» Written exercise
All entries are to be quoted exactly; the images stay out of the copy.

» Given entries
——
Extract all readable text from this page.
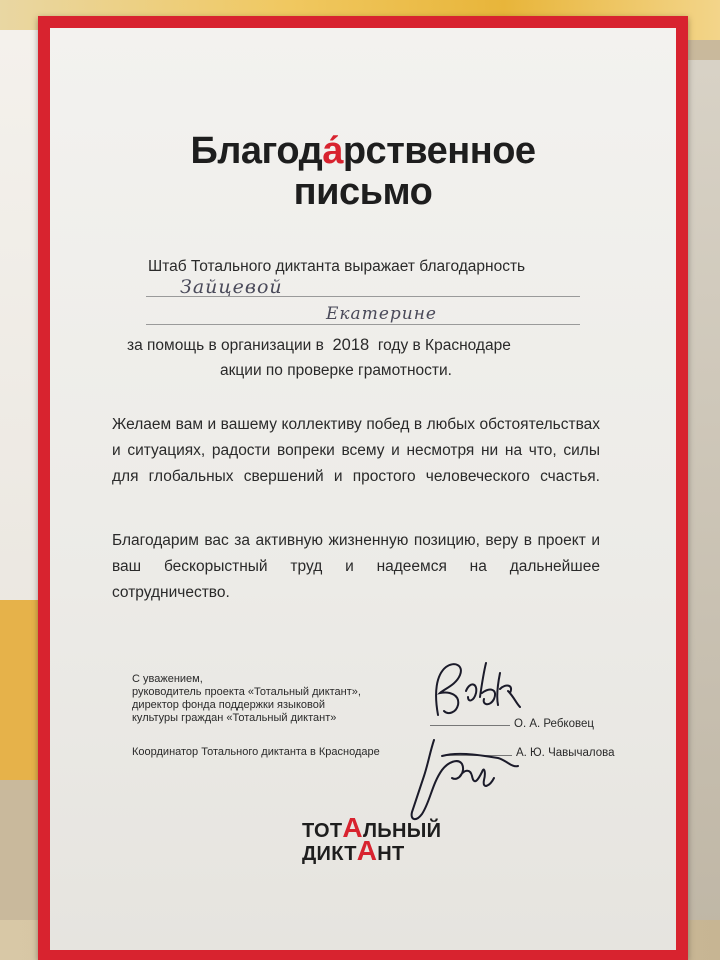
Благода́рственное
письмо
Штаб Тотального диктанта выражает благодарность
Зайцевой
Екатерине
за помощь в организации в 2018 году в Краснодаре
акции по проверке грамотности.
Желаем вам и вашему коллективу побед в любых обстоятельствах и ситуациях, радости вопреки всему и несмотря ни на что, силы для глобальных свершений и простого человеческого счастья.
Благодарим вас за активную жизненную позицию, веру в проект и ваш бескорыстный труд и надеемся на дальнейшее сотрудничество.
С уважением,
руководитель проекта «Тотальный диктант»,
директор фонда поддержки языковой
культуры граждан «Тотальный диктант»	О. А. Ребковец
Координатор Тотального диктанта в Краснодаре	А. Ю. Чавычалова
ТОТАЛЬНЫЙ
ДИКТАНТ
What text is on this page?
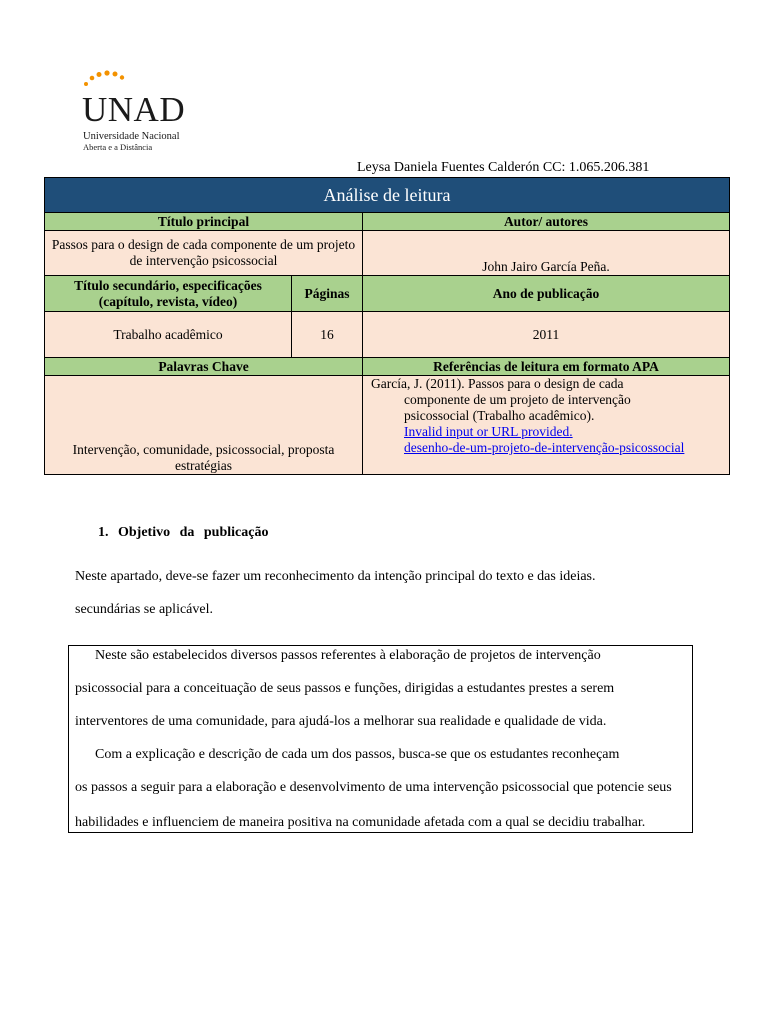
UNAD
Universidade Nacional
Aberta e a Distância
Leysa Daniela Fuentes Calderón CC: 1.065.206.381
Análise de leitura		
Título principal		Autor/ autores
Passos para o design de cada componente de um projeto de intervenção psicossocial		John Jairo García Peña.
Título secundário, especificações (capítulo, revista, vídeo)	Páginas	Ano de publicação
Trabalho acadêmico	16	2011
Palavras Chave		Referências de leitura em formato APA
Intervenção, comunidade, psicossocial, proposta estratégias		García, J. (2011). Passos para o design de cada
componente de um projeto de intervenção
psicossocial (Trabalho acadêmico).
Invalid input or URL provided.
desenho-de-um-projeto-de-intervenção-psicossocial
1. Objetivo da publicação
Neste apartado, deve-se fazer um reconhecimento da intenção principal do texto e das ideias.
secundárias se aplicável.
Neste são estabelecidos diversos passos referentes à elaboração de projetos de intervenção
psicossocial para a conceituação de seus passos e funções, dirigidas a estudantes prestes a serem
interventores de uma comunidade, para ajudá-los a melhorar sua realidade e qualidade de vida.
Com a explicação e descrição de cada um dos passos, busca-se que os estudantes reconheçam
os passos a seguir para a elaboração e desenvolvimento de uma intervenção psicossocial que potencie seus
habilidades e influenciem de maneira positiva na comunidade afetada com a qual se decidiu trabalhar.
——
» Response
Extract all readable text from this page.
Благода́рственное
письмо
Штаб Тотального диктанта выражает благодарность
Зайцевой
Екатерине
за помощь в организации в 2018 году в Краснодаре
акции по проверке грамотности.
Желаем вам и вашему коллективу побед в любых обстоятельствах и ситуациях, радости вопреки всему и несмотря ни на что, силы для глобальных свершений и простого человеческого счастья.
Благодарим вас за активную жизненную позицию, веру в проект и ваш бескорыстный труд и надеемся на дальнейшее сотрудничество.
С уважением,
руководитель проекта «Тотальный диктант»,
директор фонда поддержки языковой
культуры граждан «Тотальный диктант»	О. А. Ребковец
Координатор Тотального диктанта в Краснодаре	А. Ю. Чавычалова
ТОТАЛЬНЫЙ
ДИКТАНТ
What text is on this page?
UNAD
Universidade Nacional
Aberta e a Distância
Leysa Daniela Fuentes Calderón CC: 1.065.206.381
Análise de leitura		
Título principal		Autor/ autores
Passos para o design de cada componente de um projeto de intervenção psicossocial		John Jairo García Peña.
Título secundário, especificações (capítulo, revista, vídeo)	Páginas	Ano de publicação
Trabalho acadêmico	16	2011
Palavras Chave		Referências de leitura em formato APA
Intervenção, comunidade, psicossocial, proposta estratégias		García, J. (2011). Passos para o design de cada
componente de um projeto de intervenção
psicossocial (Trabalho acadêmico).
Invalid input or URL provided.
desenho-de-um-projeto-de-intervenção-psicossocial
1. Objetivo da publicação
Neste apartado, deve-se fazer um reconhecimento da intenção principal do texto e das ideias.
secundárias se aplicável.
Neste são estabelecidos diversos passos referentes à elaboração de projetos de intervenção
psicossocial para a conceituação de seus passos e funções, dirigidas a estudantes prestes a serem
interventores de uma comunidade, para ajudá-los a melhorar sua realidade e qualidade de vida.
Com a explicação e descrição de cada um dos passos, busca-se que os estudantes reconheçam
os passos a seguir para a elaboração e desenvolvimento de uma intervenção psicossocial que potencie seus
habilidades e influenciem de maneira positiva na comunidade afetada com a qual se decidiu trabalhar.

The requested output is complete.